§ Problem requirements
Return the records that follow unaltered. Omit every picture.
[START OF Entries shown]
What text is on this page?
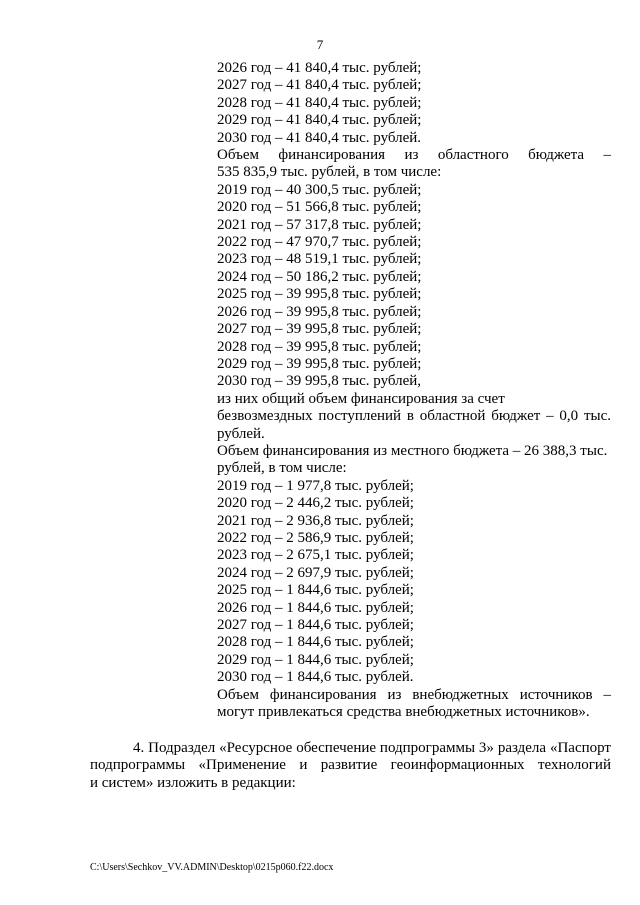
7
2026 год – 41 840,4 тыс. рублей;
2027 год – 41 840,4 тыс. рублей;
2028 год – 41 840,4 тыс. рублей;
2029 год – 41 840,4 тыс. рублей;
2030 год – 41 840,4 тыс. рублей.
Объем финансирования из областного бюджета –
535 835,9 тыс. рублей, в том числе:
2019 год – 40 300,5 тыс. рублей;
2020 год – 51 566,8 тыс. рублей;
2021 год – 57 317,8 тыс. рублей;
2022 год – 47 970,7 тыс. рублей;
2023 год – 48 519,1 тыс. рублей;
2024 год – 50 186,2 тыс. рублей;
2025 год – 39 995,8 тыс. рублей;
2026 год – 39 995,8 тыс. рублей;
2027 год – 39 995,8 тыс. рублей;
2028 год – 39 995,8 тыс. рублей;
2029 год – 39 995,8 тыс. рублей;
2030 год – 39 995,8 тыс. рублей,
из них общий объем финансирования за счет
безвозмездных поступлений в областной бюджет – 0,0 тыс.
рублей.
Объем финансирования из местного бюджета – 26 388,3 тыс.
рублей, в том числе:
2019 год – 1 977,8 тыс. рублей;
2020 год – 2 446,2 тыс. рублей;
2021 год – 2 936,8 тыс. рублей;
2022 год – 2 586,9 тыс. рублей;
2023 год – 2 675,1 тыс. рублей;
2024 год – 2 697,9 тыс. рублей;
2025 год – 1 844,6 тыс. рублей;
2026 год – 1 844,6 тыс. рублей;
2027 год – 1 844,6 тыс. рублей;
2028 год – 1 844,6 тыс. рублей;
2029 год – 1 844,6 тыс. рублей;
2030 год – 1 844,6 тыс. рублей.
Объем финансирования из внебюджетных источников –
могут привлекаться средства внебюджетных источников».
4. Подраздел «Ресурсное обеспечение подпрограммы 3» раздела «Паспорт
подпрограммы «Применение и развитие геоинформационных технологий
и систем» изложить в редакции:
C:\Users\Sechkov_VV.ADMIN\Desktop\0215p060.f22.docx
[END OF Entries shown]
§ Finished task
What text is on this page?
7
2026 год – 41 840,4 тыс. рублей;
2027 год – 41 840,4 тыс. рублей;
2028 год – 41 840,4 тыс. рублей;
2029 год – 41 840,4 тыс. рублей;
2030 год – 41 840,4 тыс. рублей.
Объем финансирования из областного бюджета –
535 835,9 тыс. рублей, в том числе:
2019 год – 40 300,5 тыс. рублей;
2020 год – 51 566,8 тыс. рублей;
2021 год – 57 317,8 тыс. рублей;
2022 год – 47 970,7 тыс. рублей;
2023 год – 48 519,1 тыс. рублей;
2024 год – 50 186,2 тыс. рублей;
2025 год – 39 995,8 тыс. рублей;
2026 год – 39 995,8 тыс. рублей;
2027 год – 39 995,8 тыс. рублей;
2028 год – 39 995,8 тыс. рублей;
2029 год – 39 995,8 тыс. рублей;
2030 год – 39 995,8 тыс. рублей,
из них общий объем финансирования за счет
безвозмездных поступлений в областной бюджет – 0,0 тыс.
рублей.
Объем финансирования из местного бюджета – 26 388,3 тыс.
рублей, в том числе:
2019 год – 1 977,8 тыс. рублей;
2020 год – 2 446,2 тыс. рублей;
2021 год – 2 936,8 тыс. рублей;
2022 год – 2 586,9 тыс. рублей;
2023 год – 2 675,1 тыс. рублей;
2024 год – 2 697,9 тыс. рублей;
2025 год – 1 844,6 тыс. рублей;
2026 год – 1 844,6 тыс. рублей;
2027 год – 1 844,6 тыс. рублей;
2028 год – 1 844,6 тыс. рублей;
2029 год – 1 844,6 тыс. рублей;
2030 год – 1 844,6 тыс. рублей.
Объем финансирования из внебюджетных источников –
могут привлекаться средства внебюджетных источников».
4. Подраздел «Ресурсное обеспечение подпрограммы 3» раздела «Паспорт
подпрограммы «Применение и развитие геоинформационных технологий
и систем» изложить в редакции:
C:\Users\Sechkov_VV.ADMIN\Desktop\0215p060.f22.docx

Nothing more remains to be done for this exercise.